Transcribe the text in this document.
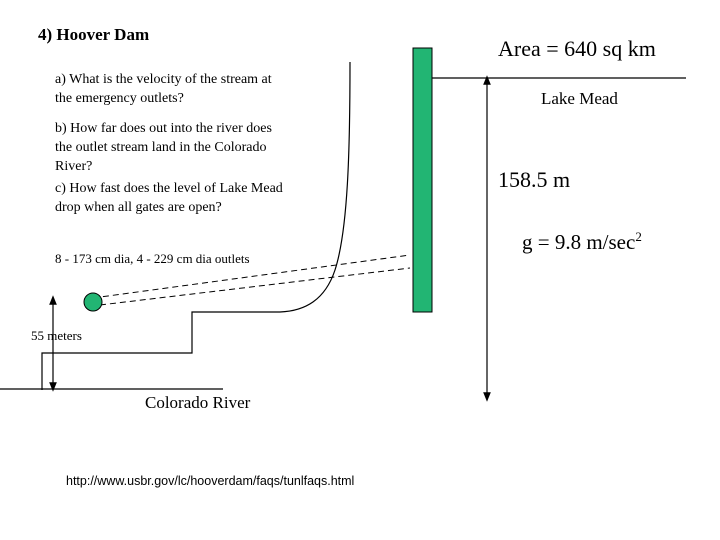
4) Hoover Dam
a) What is the velocity of the stream at the emergency outlets?
b) How far does out into the river does the outlet stream land in the Colorado River?
c) How fast does the level of Lake Mead drop when all gates are open?
8 - 173 cm dia, 4 - 229 cm dia outlets
Area = 640 sq km
Lake Mead
158.5 m
g = 9.8 $m/\sec^2$
55 meters
Colorado River
http://www.usbr.gov/lc/hooverdam/faqs/tunlfaqs.html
•••
What is required.
Transcribe the records verbatim and omit the images.

Full answer.
Transcribe the text in this document.
4) Hoover Dam
a) What is the velocity of the stream at the emergency outlets?
b) How far does out into the river does the outlet stream land in the Colorado River?
c) How fast does the level of Lake Mead drop when all gates are open?
8 - 173 cm dia, 4 - 229 cm dia outlets
Area = 640 sq km
Lake Mead
158.5 m
g = 9.8 $m/\sec^2$
55 meters
Colorado River
http://www.usbr.gov/lc/hooverdam/faqs/tunlfaqs.html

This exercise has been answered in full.